TASK PROMPT –
Transcribe the essay on grief below word for word, from its title through its final sentence.

-------- READING TEXT --------

The Luxury of Magical Thinking
12 05 05
Recently Joan Didion won the National Book Award for her
glowingly reviewed book, THE YEAR OF MAGICAL THINKING. After
reading the reviews and hearing what commentators had to say
about the book the praise was lavish I went online and ordered
the book. I am awaiting delivery.
The book chronicles the period of Joan Didions life at the
time of the death of her husband which coincided with the
life threatening illness of her daughter.
After the book was finished, her daughter died, tragically.
A friend of mine read the book and called the year of magical
thinking done by Didion as really a year of madness, induced
by grief. It is something which I have given some thought
to since I read the first review of the book, which seems,
indeed, magical in its ability to articulate the emotions
that course through the human spirit when confronted with
profound loss. Having read excerpts, I am eager to consume
the whole.
Grief is consumptive, eating away the insides of the body
and the mind and, in my experience, personally and observationally,
a kind of madness does fall upon the human being experiencing
it. We go on; even when everything in our soul screams; getting
up in the morning, performing functions, straightening up,
showering and shaving and eating bits and pieces even when
it is impossible to remember what bits have been consumed.
In the time since I first heard about THE YEAR OF MAGICAL
THINKING, I have also continued following the news and from
afar have witnessed the continuing tragedies of our world.
Bangladesh has now experienced its first suicide bombing.

-------- DATASET ENTRIES --------

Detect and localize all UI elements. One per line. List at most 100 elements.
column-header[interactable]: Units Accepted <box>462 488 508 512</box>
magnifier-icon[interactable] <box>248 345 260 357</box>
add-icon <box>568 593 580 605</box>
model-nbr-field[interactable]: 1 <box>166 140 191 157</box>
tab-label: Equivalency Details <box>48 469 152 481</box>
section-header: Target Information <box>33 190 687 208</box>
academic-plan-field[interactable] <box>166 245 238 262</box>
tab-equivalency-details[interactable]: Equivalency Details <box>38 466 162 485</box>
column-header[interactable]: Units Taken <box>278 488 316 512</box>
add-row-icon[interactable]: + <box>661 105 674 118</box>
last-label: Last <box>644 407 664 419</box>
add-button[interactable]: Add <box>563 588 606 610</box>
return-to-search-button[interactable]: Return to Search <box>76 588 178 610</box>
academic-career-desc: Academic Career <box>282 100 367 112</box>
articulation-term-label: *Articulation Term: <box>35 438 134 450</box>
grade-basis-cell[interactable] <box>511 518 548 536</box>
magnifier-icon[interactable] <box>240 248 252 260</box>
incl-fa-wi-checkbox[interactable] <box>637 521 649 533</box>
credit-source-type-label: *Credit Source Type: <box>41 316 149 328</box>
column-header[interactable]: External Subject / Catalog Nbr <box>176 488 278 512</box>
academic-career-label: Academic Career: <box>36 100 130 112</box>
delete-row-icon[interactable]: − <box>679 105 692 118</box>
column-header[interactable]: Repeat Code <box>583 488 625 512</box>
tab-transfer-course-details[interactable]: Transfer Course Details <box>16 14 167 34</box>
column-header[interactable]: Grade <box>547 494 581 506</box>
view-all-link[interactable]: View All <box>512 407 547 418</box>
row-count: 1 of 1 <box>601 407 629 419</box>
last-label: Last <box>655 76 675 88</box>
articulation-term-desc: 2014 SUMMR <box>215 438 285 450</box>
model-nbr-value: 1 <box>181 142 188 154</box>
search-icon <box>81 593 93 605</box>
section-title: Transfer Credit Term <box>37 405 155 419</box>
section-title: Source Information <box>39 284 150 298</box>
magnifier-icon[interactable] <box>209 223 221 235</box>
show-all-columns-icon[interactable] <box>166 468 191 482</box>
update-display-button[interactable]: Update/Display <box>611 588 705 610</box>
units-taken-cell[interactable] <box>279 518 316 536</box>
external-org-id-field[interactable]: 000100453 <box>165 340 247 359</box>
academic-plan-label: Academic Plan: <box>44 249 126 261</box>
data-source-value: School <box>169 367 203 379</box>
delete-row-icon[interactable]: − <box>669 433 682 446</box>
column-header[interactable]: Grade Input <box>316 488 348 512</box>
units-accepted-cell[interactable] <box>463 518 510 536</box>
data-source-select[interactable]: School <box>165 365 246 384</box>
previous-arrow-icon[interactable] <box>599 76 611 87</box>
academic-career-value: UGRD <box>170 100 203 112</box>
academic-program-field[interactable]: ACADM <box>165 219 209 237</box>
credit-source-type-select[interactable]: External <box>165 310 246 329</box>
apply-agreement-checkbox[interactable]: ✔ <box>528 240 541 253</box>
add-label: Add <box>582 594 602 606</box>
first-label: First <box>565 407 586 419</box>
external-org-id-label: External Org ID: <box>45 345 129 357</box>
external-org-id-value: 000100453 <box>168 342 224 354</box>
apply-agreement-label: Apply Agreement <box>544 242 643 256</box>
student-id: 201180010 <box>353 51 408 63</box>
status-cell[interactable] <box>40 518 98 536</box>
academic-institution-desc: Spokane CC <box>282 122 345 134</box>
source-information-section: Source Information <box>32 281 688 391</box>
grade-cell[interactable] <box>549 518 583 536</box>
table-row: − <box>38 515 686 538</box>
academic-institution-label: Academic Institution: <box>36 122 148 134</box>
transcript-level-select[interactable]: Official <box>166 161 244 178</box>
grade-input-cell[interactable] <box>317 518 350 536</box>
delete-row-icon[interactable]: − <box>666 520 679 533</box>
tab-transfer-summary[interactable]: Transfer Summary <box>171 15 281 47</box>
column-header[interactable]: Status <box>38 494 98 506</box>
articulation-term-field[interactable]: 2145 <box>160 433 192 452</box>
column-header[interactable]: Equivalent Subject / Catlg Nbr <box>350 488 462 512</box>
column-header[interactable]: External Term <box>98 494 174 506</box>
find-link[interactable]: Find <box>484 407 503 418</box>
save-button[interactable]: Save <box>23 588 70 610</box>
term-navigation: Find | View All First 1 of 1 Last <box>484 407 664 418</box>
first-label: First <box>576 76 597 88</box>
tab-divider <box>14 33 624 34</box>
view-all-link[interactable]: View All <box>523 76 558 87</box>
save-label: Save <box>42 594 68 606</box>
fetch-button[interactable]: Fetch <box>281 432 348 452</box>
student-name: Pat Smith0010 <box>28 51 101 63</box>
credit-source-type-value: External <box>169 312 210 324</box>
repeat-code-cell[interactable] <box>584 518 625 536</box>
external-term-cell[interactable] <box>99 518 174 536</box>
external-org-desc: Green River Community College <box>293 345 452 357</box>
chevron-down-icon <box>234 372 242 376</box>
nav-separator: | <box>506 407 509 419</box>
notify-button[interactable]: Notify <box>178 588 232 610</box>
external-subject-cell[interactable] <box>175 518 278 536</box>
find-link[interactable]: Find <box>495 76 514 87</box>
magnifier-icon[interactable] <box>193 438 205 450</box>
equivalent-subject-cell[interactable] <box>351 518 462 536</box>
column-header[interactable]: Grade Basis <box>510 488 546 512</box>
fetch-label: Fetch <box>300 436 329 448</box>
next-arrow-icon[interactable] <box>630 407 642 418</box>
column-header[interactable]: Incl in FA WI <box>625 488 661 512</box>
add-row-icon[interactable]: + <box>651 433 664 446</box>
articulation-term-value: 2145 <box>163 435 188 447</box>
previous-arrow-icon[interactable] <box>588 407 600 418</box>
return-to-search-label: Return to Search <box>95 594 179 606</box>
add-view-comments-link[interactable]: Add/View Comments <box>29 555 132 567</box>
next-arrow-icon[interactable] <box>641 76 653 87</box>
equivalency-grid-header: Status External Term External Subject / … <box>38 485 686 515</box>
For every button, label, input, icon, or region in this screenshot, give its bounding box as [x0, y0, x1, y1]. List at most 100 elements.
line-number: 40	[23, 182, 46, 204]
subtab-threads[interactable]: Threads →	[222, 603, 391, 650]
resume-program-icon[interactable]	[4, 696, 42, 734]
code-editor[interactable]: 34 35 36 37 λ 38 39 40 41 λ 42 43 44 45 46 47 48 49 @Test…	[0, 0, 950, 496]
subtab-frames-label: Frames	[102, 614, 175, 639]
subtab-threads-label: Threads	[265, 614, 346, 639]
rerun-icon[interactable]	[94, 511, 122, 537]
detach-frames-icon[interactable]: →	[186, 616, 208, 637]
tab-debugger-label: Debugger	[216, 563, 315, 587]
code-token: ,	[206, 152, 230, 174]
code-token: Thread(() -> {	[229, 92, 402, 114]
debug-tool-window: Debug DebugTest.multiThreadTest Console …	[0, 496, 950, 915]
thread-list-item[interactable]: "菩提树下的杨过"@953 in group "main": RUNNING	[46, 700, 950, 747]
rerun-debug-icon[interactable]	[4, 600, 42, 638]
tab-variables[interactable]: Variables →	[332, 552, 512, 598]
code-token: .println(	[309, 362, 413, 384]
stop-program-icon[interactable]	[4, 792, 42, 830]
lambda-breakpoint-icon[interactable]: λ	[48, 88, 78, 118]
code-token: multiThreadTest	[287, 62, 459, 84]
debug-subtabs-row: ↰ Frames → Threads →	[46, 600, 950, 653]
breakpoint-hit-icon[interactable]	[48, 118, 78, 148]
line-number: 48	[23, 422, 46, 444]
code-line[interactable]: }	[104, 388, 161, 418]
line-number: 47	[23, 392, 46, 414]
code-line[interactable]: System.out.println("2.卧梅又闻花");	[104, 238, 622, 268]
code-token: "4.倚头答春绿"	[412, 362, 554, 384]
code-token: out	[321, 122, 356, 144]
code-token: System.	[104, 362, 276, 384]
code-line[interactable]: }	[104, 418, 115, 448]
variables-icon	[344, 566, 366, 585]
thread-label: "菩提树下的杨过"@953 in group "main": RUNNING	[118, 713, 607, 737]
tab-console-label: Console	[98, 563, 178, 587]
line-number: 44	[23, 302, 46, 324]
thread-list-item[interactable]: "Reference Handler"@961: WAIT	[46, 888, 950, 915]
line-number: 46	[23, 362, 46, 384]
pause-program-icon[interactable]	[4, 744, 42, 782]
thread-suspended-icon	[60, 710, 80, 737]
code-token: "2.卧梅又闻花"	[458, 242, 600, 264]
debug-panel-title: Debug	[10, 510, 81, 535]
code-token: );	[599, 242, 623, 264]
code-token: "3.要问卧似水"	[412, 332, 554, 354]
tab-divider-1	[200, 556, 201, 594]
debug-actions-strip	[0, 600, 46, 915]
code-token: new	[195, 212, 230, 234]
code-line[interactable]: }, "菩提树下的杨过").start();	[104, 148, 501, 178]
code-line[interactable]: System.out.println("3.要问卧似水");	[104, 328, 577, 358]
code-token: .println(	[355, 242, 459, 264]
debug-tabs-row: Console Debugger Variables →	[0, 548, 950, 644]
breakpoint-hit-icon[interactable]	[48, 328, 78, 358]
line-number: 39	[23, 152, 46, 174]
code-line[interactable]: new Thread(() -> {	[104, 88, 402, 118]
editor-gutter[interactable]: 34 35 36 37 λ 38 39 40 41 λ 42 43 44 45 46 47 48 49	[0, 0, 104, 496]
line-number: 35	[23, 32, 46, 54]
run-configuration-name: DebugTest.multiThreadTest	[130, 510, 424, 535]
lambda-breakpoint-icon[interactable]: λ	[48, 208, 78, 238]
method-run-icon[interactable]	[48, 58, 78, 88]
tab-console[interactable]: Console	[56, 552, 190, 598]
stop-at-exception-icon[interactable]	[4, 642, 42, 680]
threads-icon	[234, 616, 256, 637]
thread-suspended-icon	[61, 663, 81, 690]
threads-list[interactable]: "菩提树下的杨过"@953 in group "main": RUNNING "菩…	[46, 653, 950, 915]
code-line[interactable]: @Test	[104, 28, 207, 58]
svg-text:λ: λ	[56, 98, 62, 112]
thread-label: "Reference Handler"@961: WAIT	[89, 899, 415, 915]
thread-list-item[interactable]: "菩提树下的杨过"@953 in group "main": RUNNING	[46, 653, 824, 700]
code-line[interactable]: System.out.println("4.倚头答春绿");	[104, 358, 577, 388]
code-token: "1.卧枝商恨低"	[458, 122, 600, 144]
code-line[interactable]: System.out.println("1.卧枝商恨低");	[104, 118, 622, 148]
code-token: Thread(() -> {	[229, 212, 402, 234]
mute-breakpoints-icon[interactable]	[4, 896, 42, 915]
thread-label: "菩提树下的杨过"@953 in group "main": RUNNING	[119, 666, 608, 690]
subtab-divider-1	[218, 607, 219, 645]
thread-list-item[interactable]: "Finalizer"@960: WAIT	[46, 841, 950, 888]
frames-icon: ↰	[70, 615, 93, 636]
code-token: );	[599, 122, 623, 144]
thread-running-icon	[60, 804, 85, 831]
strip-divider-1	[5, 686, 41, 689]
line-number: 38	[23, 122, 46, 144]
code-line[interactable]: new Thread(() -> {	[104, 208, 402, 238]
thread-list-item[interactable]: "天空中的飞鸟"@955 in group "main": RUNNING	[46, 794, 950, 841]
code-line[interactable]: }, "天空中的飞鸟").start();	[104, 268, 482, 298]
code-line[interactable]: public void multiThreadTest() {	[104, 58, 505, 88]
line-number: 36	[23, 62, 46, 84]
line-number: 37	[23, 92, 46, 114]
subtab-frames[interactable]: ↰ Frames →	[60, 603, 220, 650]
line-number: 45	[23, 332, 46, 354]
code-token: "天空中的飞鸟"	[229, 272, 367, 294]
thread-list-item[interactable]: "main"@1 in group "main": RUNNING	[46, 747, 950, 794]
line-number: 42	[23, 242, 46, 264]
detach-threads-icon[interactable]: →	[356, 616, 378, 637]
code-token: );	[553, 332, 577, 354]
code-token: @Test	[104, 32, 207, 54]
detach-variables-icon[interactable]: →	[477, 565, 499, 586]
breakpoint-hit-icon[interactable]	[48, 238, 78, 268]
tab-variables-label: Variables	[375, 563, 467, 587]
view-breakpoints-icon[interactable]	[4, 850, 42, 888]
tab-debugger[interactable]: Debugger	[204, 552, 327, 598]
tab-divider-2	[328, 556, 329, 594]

--------

OUTPUT OF THE EXERCISE –
The Luxury of Magical Thinking
12 05 05
Recently Joan Didion won the National Book Award for her
glowingly reviewed book, THE YEAR OF MAGICAL THINKING. After
reading the reviews and hearing what commentators had to say
about the book the praise was lavish I went online and ordered
the book. I am awaiting delivery.
The book chronicles the period of Joan Didions life at the
time of the death of her husband which coincided with the
life threatening illness of her daughter.
After the book was finished, her daughter died, tragically.
A friend of mine read the book and called the year of magical
thinking done by Didion as really a year of madness, induced
by grief. It is something which I have given some thought
to since I read the first review of the book, which seems,
indeed, magical in its ability to articulate the emotions
that course through the human spirit when confronted with
profound loss. Having read excerpts, I am eager to consume
the whole.
Grief is consumptive, eating away the insides of the body
and the mind and, in my experience, personally and observationally,
a kind of madness does fall upon the human being experiencing
it. We go on; even when everything in our soul screams; getting
up in the morning, performing functions, straightening up,
showering and shaving and eating bits and pieces even when
it is impossible to remember what bits have been consumed.
In the time since I first heard about THE YEAR OF MAGICAL
THINKING, I have also continued following the news and from
afar have witnessed the continuing tragedies of our world.
Bangladesh has now experienced its first suicide bombing.